_Brief_:
Review the material and extract every line in which the word "Lieferbedingungen" occurs.

_Collected data entries_:

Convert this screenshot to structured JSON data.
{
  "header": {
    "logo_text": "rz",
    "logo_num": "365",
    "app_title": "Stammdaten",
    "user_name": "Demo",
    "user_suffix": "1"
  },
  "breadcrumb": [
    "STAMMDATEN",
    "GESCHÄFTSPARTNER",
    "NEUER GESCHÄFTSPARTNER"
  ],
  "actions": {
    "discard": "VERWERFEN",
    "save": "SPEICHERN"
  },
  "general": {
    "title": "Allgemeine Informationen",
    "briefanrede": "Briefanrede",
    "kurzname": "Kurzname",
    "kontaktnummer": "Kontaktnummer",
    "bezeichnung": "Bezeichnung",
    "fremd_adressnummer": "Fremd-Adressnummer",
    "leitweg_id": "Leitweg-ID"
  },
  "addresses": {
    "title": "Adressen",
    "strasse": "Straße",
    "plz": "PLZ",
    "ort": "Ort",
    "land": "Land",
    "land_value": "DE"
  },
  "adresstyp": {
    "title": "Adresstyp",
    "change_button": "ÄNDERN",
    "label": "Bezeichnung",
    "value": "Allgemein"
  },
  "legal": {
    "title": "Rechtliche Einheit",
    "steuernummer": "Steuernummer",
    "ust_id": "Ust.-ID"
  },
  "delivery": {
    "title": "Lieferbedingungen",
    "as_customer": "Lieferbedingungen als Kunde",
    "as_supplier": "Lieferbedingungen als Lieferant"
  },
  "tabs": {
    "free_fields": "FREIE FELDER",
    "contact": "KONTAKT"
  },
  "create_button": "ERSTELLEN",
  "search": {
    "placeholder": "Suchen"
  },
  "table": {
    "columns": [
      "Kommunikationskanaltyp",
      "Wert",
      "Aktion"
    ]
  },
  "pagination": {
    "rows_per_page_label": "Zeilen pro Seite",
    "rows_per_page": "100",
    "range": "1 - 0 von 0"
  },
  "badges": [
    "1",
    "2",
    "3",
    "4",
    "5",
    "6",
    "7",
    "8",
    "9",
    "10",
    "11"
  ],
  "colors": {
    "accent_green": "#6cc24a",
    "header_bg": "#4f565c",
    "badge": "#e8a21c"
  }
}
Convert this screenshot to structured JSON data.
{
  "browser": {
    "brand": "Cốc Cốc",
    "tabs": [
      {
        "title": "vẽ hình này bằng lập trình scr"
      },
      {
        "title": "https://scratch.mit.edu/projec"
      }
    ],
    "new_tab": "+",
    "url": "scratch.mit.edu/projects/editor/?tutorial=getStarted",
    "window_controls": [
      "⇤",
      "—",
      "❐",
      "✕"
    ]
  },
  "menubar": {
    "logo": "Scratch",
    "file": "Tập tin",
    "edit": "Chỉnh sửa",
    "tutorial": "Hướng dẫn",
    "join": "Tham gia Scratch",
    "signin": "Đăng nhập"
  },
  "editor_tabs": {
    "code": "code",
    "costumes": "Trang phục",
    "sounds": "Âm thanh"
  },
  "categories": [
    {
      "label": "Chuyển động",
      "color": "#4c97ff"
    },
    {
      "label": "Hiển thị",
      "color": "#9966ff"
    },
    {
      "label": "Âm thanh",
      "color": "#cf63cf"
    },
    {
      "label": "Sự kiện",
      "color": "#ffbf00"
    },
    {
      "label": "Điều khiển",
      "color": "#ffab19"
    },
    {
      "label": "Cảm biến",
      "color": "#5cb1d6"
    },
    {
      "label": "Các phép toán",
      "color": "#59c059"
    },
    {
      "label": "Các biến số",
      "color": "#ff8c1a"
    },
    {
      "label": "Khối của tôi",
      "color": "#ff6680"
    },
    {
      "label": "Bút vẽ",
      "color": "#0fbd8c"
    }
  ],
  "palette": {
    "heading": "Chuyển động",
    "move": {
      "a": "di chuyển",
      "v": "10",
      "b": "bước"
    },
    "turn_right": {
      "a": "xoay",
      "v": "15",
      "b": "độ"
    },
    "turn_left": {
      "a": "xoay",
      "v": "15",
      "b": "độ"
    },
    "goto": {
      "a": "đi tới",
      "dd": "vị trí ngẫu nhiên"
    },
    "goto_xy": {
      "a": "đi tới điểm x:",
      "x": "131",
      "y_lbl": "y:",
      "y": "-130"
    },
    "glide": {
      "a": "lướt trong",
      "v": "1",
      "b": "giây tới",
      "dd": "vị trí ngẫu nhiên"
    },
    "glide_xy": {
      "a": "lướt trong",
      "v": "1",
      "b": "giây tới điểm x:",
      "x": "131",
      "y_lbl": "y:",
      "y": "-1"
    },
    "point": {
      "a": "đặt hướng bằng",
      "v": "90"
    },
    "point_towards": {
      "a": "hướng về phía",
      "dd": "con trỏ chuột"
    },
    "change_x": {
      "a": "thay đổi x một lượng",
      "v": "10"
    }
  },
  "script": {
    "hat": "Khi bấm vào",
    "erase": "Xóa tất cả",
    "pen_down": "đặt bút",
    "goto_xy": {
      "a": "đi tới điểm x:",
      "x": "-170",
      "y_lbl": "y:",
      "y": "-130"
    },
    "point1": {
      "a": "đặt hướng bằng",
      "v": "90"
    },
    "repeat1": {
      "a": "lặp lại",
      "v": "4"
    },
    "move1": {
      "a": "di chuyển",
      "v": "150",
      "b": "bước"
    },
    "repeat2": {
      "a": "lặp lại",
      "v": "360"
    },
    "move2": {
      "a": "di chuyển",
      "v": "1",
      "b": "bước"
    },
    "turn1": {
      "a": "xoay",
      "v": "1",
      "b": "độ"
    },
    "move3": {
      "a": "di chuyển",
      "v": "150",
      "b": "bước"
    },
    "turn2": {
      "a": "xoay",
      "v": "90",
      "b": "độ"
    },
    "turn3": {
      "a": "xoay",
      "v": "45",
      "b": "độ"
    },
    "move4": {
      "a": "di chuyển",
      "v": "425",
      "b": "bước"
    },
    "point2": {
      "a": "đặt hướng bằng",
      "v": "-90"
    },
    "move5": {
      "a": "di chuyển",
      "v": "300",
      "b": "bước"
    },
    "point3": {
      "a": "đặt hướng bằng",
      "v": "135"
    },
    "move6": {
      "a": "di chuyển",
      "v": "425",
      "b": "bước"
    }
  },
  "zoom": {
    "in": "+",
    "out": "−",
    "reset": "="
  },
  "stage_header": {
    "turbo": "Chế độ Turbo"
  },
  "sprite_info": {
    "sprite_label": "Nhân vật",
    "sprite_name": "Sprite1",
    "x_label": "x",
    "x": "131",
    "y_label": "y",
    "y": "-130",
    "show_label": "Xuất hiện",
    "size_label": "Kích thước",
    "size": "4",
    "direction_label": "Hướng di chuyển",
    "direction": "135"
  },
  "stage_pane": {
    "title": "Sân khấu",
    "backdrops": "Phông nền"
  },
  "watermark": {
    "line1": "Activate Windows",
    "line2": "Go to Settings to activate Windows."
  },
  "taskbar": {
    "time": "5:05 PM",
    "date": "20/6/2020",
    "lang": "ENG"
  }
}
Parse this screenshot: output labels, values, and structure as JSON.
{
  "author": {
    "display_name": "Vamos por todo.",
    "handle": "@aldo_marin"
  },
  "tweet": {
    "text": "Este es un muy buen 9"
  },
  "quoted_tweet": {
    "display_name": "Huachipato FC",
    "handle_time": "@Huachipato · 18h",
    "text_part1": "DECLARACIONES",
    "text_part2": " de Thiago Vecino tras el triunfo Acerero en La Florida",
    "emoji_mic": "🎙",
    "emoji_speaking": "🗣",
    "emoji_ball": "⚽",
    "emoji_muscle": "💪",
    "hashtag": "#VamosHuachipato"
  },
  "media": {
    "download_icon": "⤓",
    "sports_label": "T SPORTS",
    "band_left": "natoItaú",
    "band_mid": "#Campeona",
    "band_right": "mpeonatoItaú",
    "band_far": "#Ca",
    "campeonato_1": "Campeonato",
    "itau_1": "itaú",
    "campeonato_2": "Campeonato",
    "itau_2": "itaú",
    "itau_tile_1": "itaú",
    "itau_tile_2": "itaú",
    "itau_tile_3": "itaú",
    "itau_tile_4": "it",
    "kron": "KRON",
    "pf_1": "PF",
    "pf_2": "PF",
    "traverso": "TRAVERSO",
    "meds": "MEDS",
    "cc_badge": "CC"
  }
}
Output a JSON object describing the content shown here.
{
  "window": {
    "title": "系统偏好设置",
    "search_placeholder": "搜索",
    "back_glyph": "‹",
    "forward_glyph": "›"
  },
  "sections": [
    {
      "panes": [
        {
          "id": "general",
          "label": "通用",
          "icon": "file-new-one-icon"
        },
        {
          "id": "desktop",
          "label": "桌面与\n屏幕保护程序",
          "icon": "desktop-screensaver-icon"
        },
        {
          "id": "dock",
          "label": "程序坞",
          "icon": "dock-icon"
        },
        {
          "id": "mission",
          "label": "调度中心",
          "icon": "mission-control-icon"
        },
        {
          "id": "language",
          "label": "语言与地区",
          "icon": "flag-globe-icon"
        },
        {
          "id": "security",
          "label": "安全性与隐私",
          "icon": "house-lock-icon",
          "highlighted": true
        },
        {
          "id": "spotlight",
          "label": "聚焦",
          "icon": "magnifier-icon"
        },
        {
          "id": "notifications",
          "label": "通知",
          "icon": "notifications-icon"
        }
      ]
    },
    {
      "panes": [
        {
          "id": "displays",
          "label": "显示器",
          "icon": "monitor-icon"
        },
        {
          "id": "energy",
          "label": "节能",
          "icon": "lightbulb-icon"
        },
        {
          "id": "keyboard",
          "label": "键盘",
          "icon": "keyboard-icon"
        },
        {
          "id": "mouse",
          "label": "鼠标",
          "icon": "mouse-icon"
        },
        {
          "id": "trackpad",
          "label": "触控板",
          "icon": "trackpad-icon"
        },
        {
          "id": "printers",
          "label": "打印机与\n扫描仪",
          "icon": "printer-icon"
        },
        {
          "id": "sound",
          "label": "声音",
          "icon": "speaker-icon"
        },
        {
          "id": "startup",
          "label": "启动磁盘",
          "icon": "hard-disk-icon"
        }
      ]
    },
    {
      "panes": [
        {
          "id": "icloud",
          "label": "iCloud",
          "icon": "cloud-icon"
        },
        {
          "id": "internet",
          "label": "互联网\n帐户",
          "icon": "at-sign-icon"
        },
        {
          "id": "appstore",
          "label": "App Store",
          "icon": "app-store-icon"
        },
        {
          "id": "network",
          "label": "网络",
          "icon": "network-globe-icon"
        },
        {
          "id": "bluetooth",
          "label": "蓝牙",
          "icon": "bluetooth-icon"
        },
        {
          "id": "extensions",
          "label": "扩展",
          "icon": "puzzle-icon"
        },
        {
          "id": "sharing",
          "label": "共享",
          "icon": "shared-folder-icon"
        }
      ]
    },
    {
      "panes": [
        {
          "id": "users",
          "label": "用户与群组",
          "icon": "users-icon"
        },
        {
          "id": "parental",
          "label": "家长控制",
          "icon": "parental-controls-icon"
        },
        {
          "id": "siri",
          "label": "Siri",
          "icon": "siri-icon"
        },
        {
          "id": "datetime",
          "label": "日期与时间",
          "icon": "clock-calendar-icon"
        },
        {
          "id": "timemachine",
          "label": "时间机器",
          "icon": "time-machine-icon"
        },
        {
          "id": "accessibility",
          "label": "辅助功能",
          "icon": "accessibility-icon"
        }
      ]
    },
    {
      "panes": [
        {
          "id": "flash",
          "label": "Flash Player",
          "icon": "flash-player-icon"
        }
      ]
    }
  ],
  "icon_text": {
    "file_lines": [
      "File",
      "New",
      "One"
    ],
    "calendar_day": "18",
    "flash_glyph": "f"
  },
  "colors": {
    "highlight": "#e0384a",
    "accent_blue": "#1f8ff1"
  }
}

_Final result_:
    "title": "Lieferbedingungen",
    "as_customer": "Lieferbedingungen als Kunde",
    "as_supplier": "Lieferbedingungen als Lieferant"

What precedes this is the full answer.